Tally the lines containing the word "Respondents", and report the tally alone.
-- Start of Data for the task --
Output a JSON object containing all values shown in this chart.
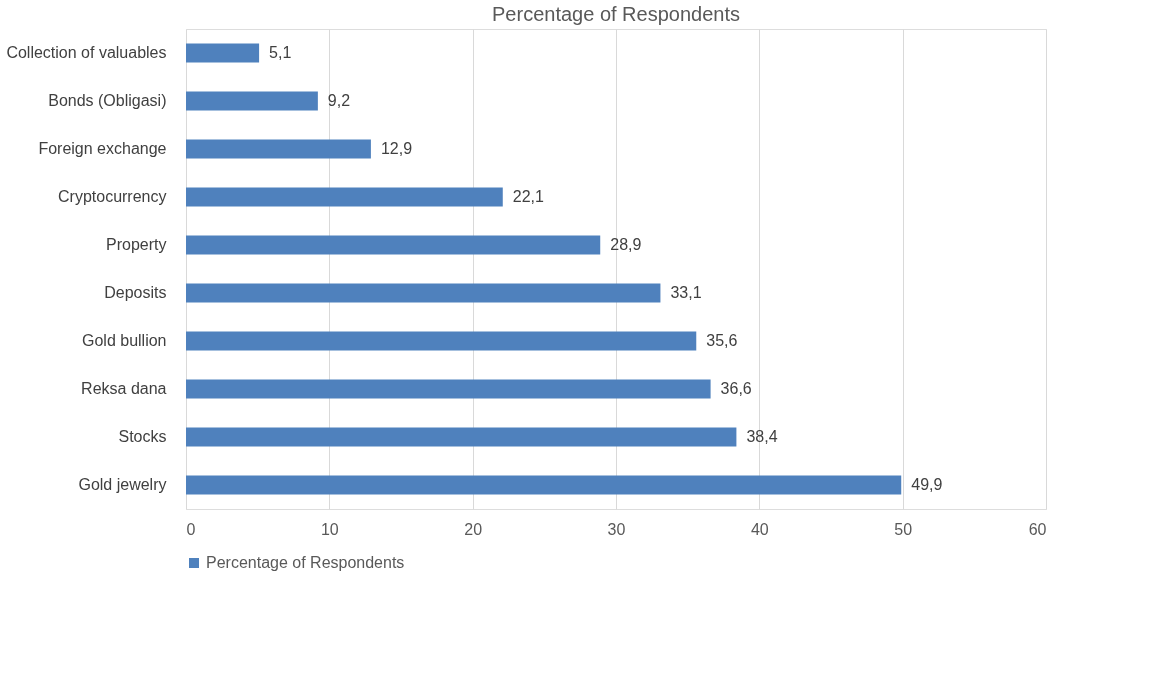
{
  "chart_data": {
    "type": "bar",
    "orientation": "horizontal",
    "title": "Percentage of Respondents",
    "categories": [
      "Collection of valuables",
      "Bonds (Obligasi)",
      "Foreign exchange",
      "Cryptocurrency",
      "Property",
      "Deposits",
      "Gold bullion",
      "Reksa dana",
      "Stocks",
      "Gold jewelry"
    ],
    "series": [
      {
        "name": "Percentage of Respondents",
        "color": "#4f81bd",
        "values": [
          5.1,
          9.2,
          12.9,
          22.1,
          28.9,
          33.1,
          35.6,
          36.6,
          38.4,
          49.9
        ],
        "value_labels": [
          "5,1",
          "9,2",
          "12,9",
          "22,1",
          "28,9",
          "33,1",
          "35,6",
          "36,6",
          "38,4",
          "49,9"
        ]
      }
    ],
    "xlim": [
      0,
      60
    ],
    "xticks": [
      0,
      10,
      20,
      30,
      40,
      50,
      60
    ],
    "grid": "x",
    "legend": "bottom"
  }
}
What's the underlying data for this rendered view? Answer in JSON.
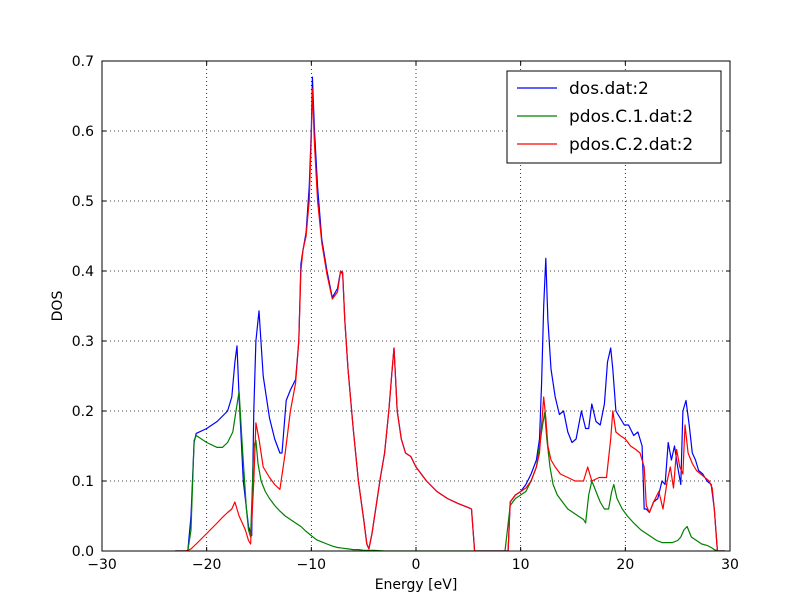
-- End of Data for the task --
Written solution: 2